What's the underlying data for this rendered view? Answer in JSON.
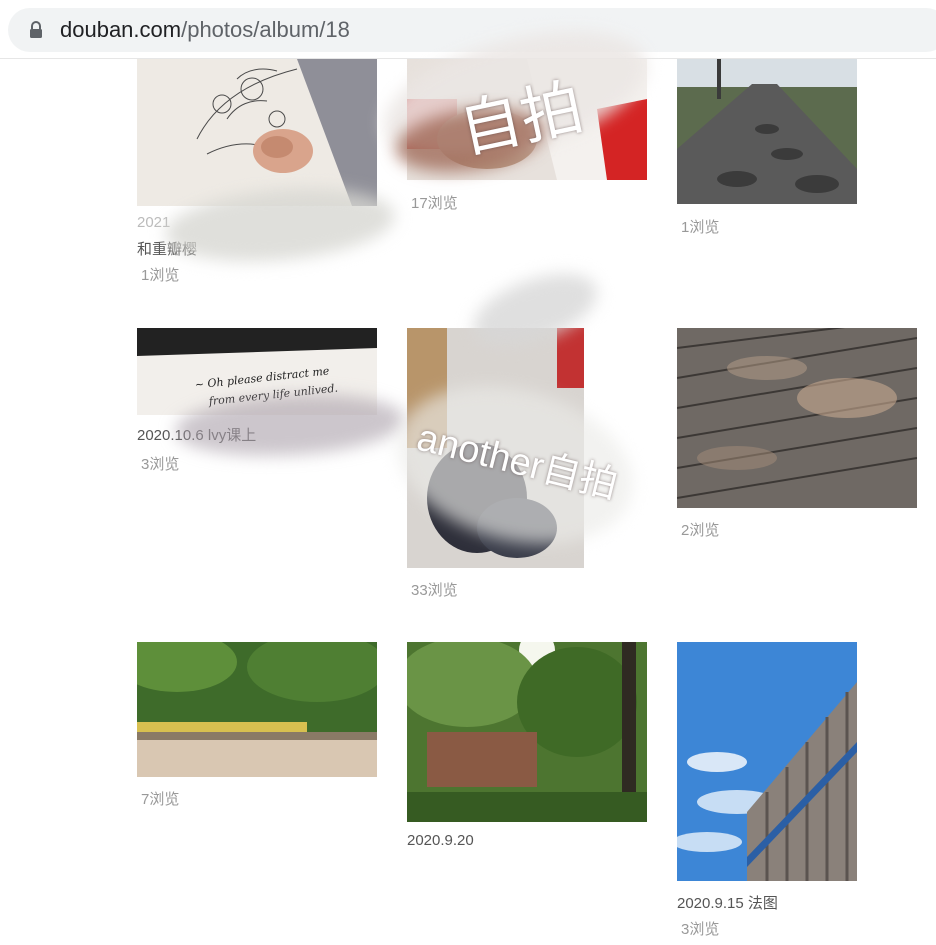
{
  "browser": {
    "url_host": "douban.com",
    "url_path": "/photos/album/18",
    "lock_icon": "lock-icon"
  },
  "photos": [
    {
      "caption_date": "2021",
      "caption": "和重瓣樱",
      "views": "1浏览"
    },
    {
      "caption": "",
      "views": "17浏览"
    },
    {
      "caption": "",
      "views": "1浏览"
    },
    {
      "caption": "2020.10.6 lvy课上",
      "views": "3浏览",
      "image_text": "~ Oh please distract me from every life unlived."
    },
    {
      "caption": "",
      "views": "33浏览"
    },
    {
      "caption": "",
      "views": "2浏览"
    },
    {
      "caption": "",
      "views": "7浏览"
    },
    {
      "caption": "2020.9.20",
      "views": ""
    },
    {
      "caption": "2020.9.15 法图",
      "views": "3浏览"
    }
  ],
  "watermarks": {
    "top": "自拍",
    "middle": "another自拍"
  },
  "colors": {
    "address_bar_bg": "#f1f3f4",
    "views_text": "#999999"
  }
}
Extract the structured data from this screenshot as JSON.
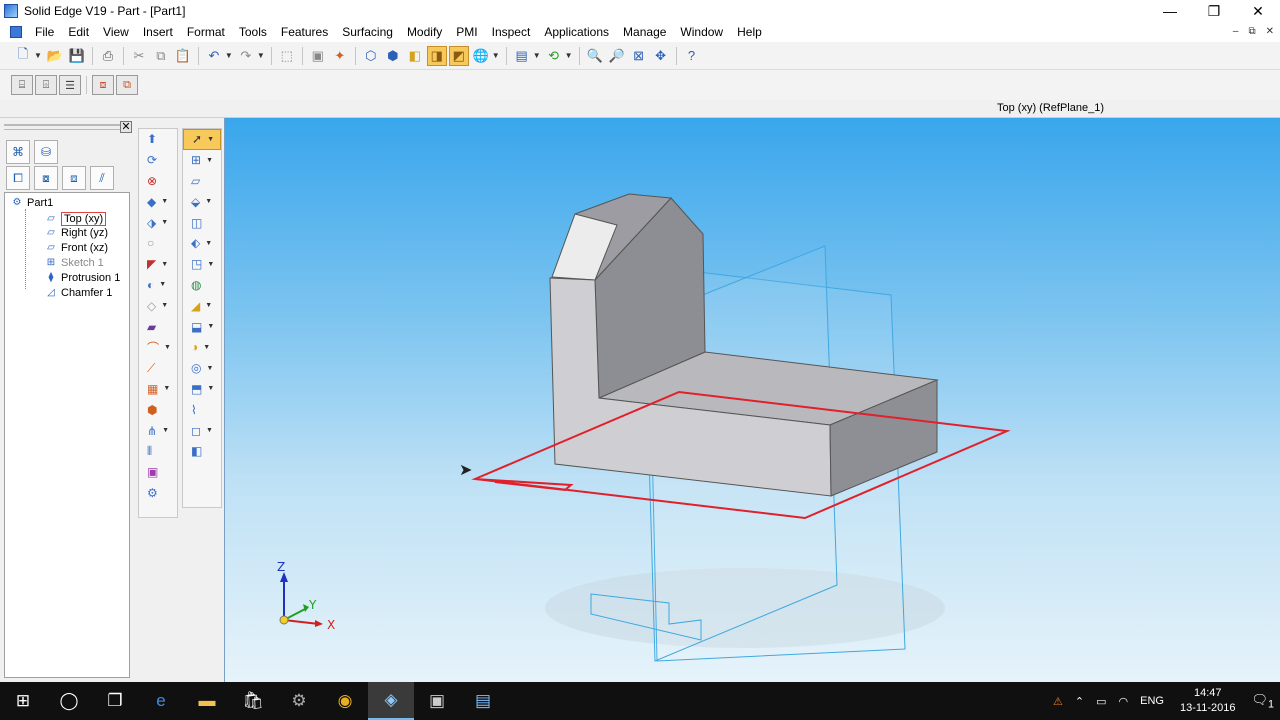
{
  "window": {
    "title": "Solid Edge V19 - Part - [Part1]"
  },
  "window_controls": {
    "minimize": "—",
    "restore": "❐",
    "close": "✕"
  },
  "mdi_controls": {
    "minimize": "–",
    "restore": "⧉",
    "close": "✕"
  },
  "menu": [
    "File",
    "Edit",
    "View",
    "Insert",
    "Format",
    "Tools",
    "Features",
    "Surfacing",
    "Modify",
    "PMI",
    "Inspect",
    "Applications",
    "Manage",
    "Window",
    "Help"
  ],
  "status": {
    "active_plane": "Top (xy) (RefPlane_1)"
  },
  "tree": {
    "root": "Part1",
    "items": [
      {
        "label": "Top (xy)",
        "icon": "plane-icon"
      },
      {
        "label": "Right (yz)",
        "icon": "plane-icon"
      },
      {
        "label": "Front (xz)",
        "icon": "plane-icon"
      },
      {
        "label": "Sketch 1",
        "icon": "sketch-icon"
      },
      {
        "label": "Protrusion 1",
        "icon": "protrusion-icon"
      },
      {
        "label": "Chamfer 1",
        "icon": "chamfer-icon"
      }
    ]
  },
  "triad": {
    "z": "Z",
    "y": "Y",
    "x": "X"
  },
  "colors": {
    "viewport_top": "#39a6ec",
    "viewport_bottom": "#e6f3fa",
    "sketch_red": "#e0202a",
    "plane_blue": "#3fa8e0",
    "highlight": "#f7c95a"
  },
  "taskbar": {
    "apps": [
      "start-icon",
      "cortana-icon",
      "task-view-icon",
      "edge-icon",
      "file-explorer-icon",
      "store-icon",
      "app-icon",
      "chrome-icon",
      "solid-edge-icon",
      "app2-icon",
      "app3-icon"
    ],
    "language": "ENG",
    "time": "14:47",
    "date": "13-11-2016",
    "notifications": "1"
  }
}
┄┄┄┄┄┄┄┄┄┄
▸ **Task to complete**:
Please repeat the entries exactly. Do not include the pictures.

▸ **Final result**:
What's the underlying data for this rendered view? Answer in JSON.
{
  "browser": {
    "url_host": "douban.com",
    "url_path": "/photos/album/18",
    "lock_icon": "lock-icon"
  },
  "photos": [
    {
      "caption_date": "2021",
      "caption": "和重瓣樱",
      "views": "1浏览"
    },
    {
      "caption": "",
      "views": "17浏览"
    },
    {
      "caption": "",
      "views": "1浏览"
    },
    {
      "caption": "2020.10.6 lvy课上",
      "views": "3浏览",
      "image_text": "~ Oh please distract me from every life unlived."
    },
    {
      "caption": "",
      "views": "33浏览"
    },
    {
      "caption": "",
      "views": "2浏览"
    },
    {
      "caption": "",
      "views": "7浏览"
    },
    {
      "caption": "2020.9.20",
      "views": ""
    },
    {
      "caption": "2020.9.15 法图",
      "views": "3浏览"
    }
  ],
  "watermarks": {
    "top": "自拍",
    "middle": "another自拍"
  },
  "colors": {
    "address_bar_bg": "#f1f3f4",
    "views_text": "#999999"
  }
}
Extract the structured data from this screenshot as JSON.
{
  "window": {
    "title": "Solid Edge V19 - Part - [Part1]"
  },
  "window_controls": {
    "minimize": "—",
    "restore": "❐",
    "close": "✕"
  },
  "mdi_controls": {
    "minimize": "–",
    "restore": "⧉",
    "close": "✕"
  },
  "menu": [
    "File",
    "Edit",
    "View",
    "Insert",
    "Format",
    "Tools",
    "Features",
    "Surfacing",
    "Modify",
    "PMI",
    "Inspect",
    "Applications",
    "Manage",
    "Window",
    "Help"
  ],
  "status": {
    "active_plane": "Top (xy) (RefPlane_1)"
  },
  "tree": {
    "root": "Part1",
    "items": [
      {
        "label": "Top (xy)",
        "icon": "plane-icon"
      },
      {
        "label": "Right (yz)",
        "icon": "plane-icon"
      },
      {
        "label": "Front (xz)",
        "icon": "plane-icon"
      },
      {
        "label": "Sketch 1",
        "icon": "sketch-icon"
      },
      {
        "label": "Protrusion 1",
        "icon": "protrusion-icon"
      },
      {
        "label": "Chamfer 1",
        "icon": "chamfer-icon"
      }
    ]
  },
  "triad": {
    "z": "Z",
    "y": "Y",
    "x": "X"
  },
  "colors": {
    "viewport_top": "#39a6ec",
    "viewport_bottom": "#e6f3fa",
    "sketch_red": "#e0202a",
    "plane_blue": "#3fa8e0",
    "highlight": "#f7c95a"
  },
  "taskbar": {
    "apps": [
      "start-icon",
      "cortana-icon",
      "task-view-icon",
      "edge-icon",
      "file-explorer-icon",
      "store-icon",
      "app-icon",
      "chrome-icon",
      "solid-edge-icon",
      "app2-icon",
      "app3-icon"
    ],
    "language": "ENG",
    "time": "14:47",
    "date": "13-11-2016",
    "notifications": "1"
  }
}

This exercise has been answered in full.